Directions ▸ Read through the entries below and return each line with the word "misma".

-- START Records for the task --

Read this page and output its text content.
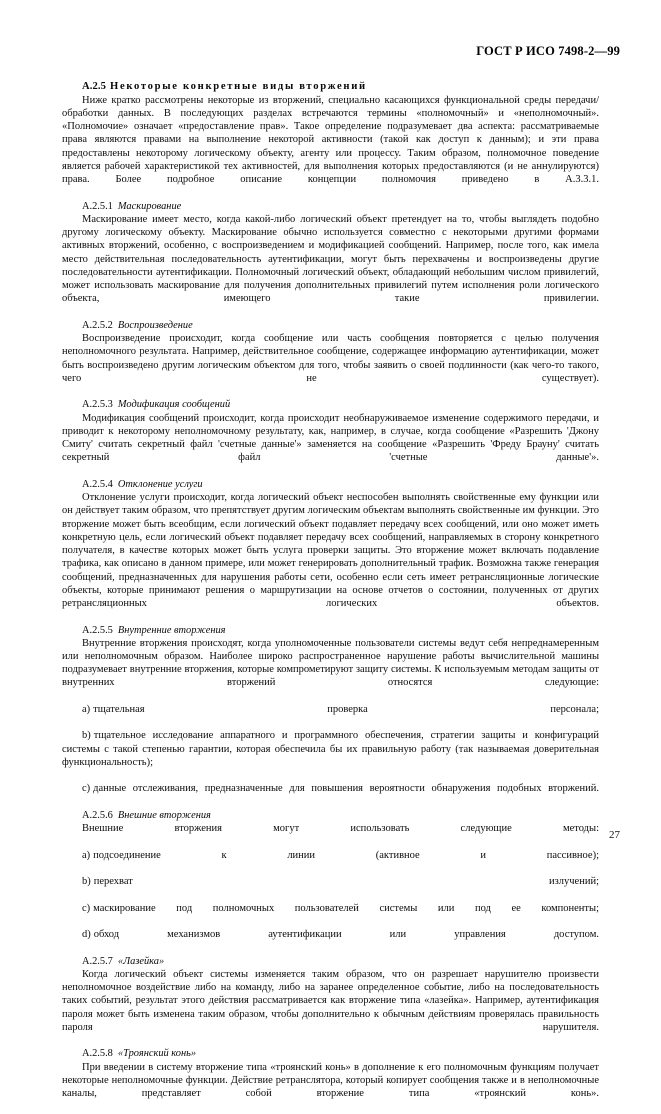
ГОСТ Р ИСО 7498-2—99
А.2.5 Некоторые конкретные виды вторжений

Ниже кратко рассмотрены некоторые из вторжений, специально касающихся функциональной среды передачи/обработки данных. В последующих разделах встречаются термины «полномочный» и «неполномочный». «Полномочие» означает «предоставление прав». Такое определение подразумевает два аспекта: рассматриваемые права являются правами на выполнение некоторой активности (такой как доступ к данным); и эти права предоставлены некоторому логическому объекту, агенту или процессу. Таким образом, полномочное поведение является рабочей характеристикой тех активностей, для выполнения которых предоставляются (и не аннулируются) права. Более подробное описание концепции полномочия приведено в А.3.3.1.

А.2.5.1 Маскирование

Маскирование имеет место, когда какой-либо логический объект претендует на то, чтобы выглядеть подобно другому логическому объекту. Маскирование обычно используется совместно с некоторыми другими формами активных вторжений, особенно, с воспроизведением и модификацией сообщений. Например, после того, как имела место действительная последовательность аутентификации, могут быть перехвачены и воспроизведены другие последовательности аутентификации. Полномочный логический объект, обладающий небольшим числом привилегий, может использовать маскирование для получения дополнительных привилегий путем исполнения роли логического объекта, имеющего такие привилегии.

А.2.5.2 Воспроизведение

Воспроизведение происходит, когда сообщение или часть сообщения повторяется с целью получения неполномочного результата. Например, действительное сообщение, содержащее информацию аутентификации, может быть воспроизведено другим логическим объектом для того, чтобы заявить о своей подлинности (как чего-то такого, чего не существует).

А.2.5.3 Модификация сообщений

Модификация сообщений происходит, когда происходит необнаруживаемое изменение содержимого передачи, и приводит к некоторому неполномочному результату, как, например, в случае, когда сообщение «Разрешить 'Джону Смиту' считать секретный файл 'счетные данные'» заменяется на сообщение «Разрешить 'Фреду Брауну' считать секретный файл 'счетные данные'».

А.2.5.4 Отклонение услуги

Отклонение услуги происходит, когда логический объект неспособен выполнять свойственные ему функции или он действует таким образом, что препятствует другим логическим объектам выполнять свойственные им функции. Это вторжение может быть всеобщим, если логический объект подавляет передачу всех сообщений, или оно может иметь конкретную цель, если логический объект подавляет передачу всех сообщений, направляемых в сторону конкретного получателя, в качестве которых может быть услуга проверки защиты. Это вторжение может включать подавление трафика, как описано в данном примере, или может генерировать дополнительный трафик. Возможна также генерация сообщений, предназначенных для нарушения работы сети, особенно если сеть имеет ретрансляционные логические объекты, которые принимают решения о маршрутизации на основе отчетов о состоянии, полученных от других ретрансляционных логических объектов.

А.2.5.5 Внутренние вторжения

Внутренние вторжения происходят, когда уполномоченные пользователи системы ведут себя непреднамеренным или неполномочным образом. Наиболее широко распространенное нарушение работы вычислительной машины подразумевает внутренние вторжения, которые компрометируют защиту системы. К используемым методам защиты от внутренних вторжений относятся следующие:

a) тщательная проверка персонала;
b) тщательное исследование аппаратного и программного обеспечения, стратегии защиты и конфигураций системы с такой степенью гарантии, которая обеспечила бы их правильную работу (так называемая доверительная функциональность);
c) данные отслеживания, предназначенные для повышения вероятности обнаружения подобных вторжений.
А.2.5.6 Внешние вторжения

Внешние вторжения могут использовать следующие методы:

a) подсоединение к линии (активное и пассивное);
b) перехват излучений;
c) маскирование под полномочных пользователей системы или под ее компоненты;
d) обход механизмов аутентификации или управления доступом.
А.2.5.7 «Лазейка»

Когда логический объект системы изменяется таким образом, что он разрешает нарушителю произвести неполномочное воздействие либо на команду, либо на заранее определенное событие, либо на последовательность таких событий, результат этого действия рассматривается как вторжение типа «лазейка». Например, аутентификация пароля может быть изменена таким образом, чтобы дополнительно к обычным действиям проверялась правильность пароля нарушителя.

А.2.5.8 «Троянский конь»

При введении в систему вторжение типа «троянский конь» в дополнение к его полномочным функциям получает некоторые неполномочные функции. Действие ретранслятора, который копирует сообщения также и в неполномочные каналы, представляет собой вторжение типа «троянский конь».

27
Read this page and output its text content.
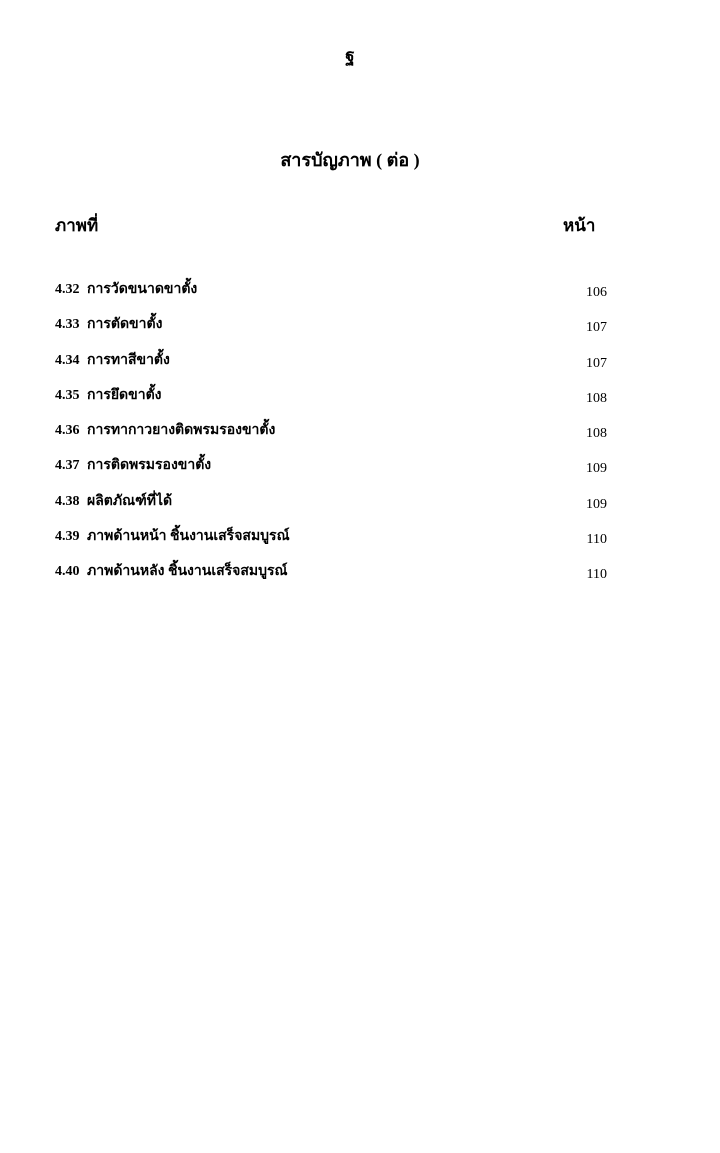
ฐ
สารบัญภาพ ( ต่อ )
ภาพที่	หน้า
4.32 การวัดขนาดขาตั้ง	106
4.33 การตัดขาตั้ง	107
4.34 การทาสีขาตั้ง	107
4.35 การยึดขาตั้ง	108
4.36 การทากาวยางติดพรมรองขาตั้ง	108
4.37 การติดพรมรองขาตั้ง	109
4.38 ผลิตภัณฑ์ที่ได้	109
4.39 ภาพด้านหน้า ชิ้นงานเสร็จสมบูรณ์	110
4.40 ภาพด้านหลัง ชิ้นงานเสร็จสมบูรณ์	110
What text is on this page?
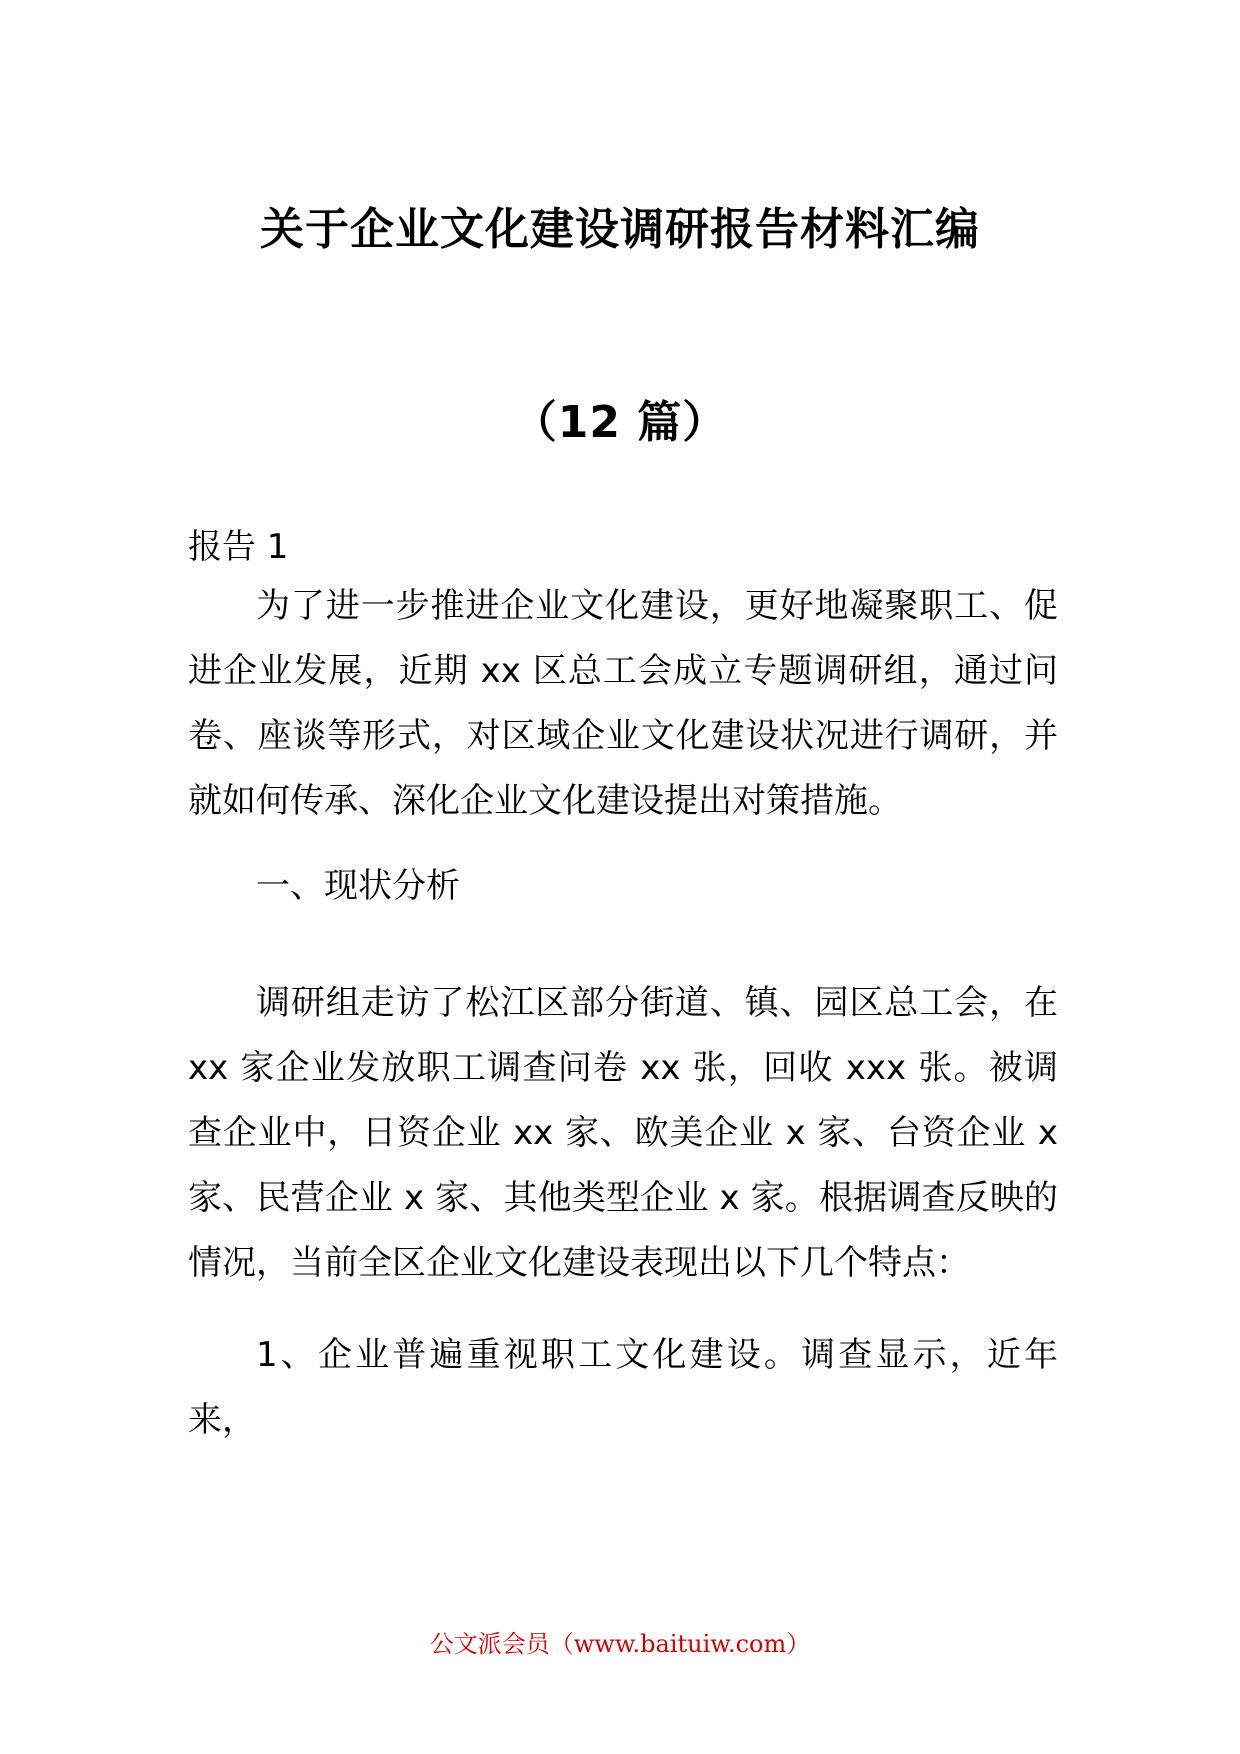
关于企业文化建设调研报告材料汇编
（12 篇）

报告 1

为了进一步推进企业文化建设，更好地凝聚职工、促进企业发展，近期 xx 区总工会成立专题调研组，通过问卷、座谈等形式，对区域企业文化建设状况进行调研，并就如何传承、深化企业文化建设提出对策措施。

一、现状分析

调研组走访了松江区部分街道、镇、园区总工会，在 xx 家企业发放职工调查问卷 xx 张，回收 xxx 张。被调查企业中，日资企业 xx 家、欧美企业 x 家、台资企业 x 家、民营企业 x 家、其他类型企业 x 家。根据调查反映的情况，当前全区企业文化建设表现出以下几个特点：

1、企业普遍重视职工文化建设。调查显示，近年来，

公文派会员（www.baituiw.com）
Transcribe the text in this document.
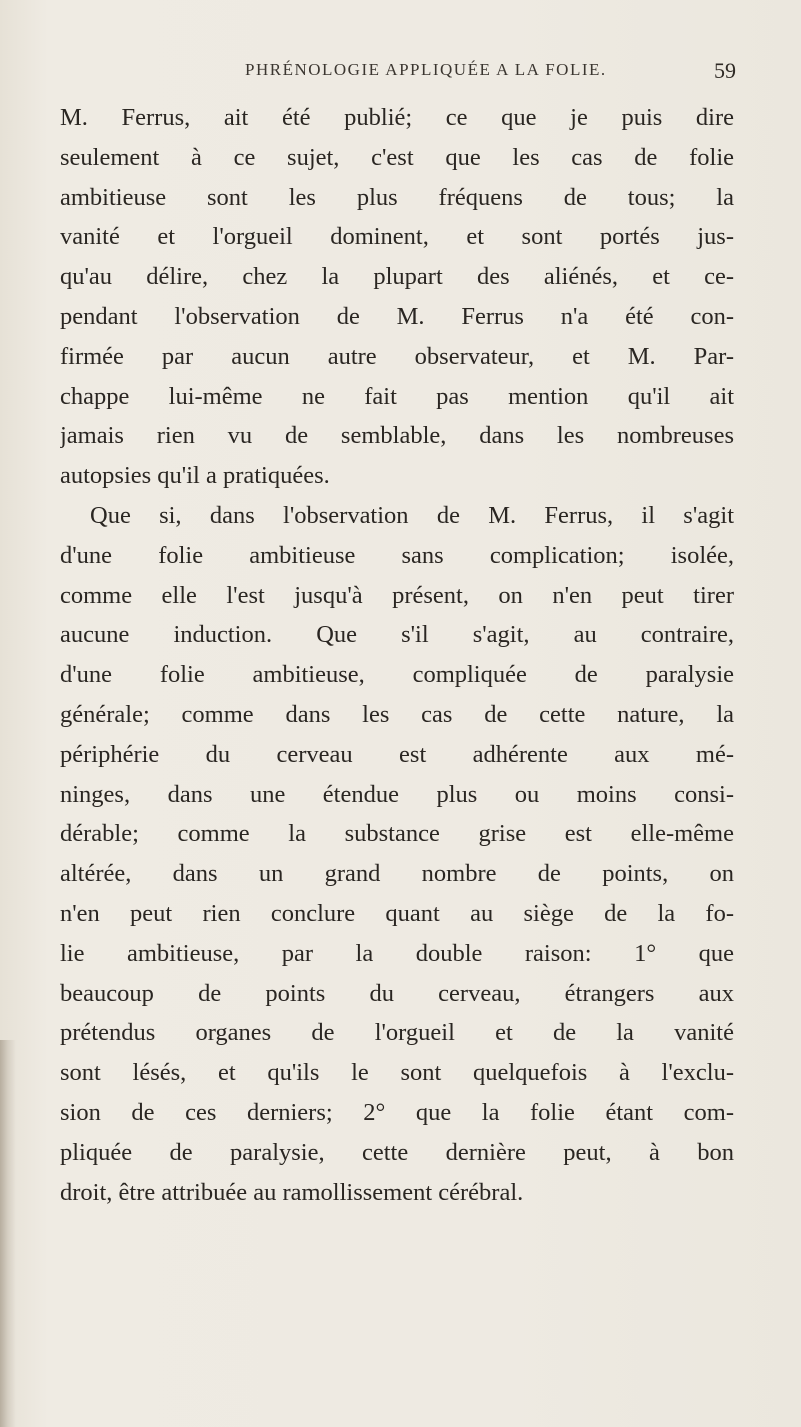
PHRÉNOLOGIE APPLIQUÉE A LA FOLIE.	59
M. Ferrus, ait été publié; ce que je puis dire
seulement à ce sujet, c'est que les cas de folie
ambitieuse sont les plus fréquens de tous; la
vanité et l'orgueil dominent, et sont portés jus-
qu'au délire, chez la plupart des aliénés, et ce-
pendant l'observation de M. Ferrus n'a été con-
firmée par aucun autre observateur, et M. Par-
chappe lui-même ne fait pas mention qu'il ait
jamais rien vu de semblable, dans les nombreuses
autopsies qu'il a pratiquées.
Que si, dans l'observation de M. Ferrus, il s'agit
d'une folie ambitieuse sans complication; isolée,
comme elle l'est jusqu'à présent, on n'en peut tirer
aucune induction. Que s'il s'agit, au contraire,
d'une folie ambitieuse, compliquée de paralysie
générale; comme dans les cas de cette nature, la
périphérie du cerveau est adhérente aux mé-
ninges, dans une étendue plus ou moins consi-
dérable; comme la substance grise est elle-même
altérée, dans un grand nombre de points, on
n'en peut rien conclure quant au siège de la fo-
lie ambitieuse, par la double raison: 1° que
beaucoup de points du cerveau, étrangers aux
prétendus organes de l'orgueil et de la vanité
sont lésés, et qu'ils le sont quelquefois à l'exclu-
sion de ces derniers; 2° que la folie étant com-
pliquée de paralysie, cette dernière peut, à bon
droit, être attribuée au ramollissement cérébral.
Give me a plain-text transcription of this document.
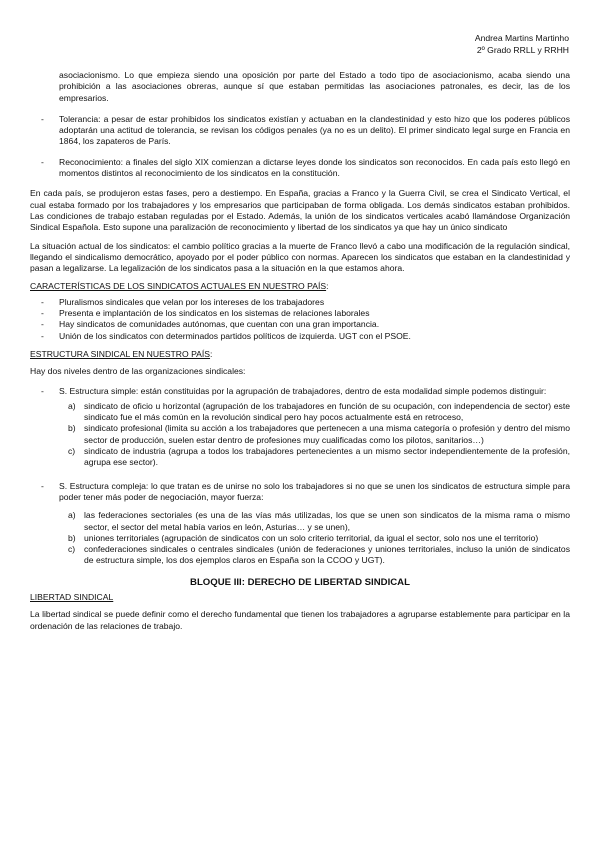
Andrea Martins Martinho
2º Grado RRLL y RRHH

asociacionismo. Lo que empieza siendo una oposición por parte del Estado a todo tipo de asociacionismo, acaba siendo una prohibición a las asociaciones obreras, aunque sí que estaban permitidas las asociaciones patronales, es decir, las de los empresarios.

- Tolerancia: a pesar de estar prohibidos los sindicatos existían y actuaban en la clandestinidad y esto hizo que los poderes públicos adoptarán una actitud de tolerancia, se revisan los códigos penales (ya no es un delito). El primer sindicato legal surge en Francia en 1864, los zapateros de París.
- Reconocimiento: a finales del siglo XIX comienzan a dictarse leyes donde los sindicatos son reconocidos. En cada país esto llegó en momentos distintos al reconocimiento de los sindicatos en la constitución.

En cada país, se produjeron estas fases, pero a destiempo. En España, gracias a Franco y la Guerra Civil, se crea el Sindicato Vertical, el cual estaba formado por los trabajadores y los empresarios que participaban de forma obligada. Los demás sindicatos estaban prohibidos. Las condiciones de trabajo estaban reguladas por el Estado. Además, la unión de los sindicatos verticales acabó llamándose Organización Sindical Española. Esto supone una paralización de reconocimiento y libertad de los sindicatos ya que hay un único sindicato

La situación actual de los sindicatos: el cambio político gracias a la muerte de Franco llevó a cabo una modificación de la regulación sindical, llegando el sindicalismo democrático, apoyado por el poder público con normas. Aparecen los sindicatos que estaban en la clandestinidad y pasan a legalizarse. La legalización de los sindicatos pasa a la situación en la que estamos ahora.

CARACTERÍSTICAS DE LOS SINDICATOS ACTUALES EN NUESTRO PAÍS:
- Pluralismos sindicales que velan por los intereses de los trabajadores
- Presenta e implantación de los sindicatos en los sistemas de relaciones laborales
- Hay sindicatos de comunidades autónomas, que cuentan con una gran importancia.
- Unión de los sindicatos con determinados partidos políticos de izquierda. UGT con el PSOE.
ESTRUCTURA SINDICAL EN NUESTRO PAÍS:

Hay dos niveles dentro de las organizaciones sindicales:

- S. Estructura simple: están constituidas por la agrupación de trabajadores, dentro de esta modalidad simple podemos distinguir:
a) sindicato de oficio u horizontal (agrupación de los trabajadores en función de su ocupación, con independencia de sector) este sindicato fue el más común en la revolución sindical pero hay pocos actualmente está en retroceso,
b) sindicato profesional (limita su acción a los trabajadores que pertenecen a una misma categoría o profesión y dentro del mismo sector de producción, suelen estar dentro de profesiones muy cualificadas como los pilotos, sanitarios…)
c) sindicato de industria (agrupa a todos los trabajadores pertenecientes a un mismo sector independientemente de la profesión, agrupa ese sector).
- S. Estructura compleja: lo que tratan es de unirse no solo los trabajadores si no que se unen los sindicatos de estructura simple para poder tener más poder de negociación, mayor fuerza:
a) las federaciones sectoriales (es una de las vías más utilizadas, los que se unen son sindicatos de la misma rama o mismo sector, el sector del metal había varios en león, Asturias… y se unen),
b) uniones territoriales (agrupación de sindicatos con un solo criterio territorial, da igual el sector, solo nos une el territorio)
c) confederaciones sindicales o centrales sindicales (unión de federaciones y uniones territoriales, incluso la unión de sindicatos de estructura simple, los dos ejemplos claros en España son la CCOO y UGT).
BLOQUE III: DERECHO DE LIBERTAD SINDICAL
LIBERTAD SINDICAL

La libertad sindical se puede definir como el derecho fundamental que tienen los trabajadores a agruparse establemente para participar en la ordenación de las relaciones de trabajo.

-- END Records for the task --

Reply ▸
b) sindicato profesional (limita su acción a los trabajadores que pertenecen a una misma categoría o profesión y dentro del mismo sector de producción, suelen estar dentro de profesiones muy cualificadas como los pilotos, sanitarios…)
a) las federaciones sectoriales (es una de las vías más utilizadas, los que se unen son sindicatos de la misma rama o mismo sector, el sector del metal había varios en león, Asturias… y se unen),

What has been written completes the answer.